-- BEGIN Data excerpts --
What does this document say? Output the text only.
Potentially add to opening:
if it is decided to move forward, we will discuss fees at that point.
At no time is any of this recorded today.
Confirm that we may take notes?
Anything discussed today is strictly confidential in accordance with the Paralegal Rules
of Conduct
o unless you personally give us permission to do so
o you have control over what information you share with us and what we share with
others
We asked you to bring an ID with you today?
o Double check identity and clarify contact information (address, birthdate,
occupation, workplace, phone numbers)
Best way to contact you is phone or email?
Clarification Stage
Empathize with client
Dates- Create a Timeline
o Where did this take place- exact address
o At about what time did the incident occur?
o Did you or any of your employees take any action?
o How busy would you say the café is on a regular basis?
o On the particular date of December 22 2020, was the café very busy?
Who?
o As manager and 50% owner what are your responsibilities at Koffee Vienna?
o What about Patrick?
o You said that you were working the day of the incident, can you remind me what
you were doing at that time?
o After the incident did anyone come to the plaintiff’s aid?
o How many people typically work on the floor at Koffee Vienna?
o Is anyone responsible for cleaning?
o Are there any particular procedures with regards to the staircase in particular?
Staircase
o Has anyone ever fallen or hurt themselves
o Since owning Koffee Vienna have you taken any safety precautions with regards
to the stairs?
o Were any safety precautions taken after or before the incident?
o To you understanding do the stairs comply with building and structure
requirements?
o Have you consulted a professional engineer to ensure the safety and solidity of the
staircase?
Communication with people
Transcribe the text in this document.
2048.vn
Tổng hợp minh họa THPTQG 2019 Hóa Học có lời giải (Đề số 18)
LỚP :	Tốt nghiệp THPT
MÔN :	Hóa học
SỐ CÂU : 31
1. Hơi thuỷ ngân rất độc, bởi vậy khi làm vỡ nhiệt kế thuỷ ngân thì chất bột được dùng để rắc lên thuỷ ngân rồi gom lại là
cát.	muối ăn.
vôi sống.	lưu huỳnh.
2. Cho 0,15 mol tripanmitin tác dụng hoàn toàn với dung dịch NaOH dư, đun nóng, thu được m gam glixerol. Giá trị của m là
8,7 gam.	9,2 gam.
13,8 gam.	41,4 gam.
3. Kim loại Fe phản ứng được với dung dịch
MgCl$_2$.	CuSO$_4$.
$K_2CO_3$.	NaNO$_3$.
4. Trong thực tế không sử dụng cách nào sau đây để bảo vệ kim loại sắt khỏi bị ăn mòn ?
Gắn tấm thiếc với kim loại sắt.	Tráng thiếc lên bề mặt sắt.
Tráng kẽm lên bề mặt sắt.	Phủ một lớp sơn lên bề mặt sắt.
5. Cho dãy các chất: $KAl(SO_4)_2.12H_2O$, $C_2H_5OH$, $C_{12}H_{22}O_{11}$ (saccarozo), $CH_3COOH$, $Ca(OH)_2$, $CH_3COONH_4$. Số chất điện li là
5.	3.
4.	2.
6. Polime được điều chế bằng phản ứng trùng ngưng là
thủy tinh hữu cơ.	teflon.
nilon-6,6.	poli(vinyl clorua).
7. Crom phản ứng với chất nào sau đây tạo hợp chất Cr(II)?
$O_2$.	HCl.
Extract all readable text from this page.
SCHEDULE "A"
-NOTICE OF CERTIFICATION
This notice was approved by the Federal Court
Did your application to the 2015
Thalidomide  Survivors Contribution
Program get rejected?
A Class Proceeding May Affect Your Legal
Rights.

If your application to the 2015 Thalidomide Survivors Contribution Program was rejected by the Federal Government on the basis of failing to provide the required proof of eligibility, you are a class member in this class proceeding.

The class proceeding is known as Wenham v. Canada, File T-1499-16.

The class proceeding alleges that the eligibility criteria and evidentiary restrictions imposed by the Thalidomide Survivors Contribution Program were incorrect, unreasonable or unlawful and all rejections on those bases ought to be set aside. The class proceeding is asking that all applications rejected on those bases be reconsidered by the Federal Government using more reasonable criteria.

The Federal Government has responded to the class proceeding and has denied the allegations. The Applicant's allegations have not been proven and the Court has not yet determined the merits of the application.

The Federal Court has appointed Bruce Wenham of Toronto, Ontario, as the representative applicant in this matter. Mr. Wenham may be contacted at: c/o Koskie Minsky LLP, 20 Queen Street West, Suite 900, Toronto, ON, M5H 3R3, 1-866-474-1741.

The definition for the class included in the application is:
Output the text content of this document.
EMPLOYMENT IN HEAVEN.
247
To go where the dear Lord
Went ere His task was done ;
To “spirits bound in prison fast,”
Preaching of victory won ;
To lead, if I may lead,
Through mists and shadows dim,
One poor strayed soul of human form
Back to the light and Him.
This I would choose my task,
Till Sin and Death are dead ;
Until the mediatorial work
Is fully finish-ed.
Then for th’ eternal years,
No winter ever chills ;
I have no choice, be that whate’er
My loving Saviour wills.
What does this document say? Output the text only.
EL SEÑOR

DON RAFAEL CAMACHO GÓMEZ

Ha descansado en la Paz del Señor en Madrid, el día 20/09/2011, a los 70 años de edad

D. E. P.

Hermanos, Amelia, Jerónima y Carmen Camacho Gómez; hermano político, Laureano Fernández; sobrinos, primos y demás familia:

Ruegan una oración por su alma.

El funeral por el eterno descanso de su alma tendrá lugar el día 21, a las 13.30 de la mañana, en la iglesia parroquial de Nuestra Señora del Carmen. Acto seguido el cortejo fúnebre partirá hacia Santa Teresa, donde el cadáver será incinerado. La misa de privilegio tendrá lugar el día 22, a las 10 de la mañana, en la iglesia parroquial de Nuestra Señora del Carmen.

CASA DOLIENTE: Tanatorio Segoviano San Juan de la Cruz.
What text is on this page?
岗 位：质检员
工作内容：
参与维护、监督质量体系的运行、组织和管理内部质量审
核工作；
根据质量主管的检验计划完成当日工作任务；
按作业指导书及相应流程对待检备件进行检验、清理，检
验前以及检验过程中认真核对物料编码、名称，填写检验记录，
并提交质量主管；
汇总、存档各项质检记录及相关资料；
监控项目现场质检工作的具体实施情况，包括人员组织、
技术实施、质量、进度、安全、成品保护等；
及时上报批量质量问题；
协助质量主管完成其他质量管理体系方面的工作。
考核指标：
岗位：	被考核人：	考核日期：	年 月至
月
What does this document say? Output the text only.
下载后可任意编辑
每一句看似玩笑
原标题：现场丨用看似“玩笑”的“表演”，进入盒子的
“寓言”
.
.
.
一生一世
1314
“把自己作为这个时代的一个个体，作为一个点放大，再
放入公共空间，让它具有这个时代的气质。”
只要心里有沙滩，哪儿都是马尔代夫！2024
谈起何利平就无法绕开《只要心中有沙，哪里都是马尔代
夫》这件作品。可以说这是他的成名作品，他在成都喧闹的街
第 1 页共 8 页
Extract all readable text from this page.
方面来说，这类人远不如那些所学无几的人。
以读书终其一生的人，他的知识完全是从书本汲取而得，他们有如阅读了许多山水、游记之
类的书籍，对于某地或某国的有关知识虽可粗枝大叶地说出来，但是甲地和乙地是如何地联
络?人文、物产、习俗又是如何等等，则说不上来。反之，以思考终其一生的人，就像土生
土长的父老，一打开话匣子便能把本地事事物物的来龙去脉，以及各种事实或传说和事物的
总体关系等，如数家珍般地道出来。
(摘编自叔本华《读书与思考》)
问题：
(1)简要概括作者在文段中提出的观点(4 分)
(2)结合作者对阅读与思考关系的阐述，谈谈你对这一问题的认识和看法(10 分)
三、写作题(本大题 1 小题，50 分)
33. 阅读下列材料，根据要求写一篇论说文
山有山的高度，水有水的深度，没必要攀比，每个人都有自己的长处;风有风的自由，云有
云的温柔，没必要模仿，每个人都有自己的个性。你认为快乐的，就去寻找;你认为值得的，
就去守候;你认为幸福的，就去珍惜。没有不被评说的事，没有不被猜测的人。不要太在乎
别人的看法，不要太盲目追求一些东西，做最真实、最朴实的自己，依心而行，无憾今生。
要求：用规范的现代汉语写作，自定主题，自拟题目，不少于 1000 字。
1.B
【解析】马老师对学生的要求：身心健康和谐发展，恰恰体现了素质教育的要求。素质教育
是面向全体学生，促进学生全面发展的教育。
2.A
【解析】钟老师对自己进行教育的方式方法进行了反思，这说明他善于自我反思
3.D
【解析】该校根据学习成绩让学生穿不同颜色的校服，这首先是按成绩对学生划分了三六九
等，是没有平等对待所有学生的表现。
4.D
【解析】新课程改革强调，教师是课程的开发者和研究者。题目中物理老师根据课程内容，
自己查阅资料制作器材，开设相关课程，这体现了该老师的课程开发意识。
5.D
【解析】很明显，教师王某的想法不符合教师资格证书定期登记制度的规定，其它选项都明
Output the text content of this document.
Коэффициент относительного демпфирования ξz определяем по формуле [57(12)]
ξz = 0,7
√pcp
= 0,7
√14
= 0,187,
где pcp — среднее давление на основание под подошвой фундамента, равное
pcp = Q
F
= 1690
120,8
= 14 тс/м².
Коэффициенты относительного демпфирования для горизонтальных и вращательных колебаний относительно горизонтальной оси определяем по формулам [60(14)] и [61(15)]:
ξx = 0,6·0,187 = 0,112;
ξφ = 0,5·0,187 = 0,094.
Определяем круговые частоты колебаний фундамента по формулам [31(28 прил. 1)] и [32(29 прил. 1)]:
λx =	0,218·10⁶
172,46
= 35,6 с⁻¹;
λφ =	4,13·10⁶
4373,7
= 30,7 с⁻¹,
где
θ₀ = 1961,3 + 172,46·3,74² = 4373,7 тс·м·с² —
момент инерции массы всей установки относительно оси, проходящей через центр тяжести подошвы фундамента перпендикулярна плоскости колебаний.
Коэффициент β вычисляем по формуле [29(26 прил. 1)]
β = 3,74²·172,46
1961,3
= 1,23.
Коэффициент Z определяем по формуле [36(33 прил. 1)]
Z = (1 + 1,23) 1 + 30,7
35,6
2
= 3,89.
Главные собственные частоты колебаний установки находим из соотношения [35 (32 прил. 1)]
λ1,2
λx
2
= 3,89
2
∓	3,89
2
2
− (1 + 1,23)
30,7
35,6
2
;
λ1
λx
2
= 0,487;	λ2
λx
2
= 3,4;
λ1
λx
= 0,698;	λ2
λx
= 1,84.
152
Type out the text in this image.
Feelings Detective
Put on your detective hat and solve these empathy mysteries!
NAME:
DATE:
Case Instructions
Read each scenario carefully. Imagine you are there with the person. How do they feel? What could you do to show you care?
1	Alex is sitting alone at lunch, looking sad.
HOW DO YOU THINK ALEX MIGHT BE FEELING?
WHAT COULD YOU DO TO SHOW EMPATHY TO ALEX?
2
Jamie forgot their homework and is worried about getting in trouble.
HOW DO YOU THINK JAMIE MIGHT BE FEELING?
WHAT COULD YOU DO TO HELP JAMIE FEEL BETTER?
-- END Data excerpts --
● What this task involves: Show, from the material above, each line that includes the string "basis".

● Task answer:
o How busy would you say the café is on a regular basis?
If your application to the 2015 Thalidomide Survivors Contribution Program was rejected by the Federal Government on the basis of failing to provide the required proof of eligibility, you are a class member in this class proceeding.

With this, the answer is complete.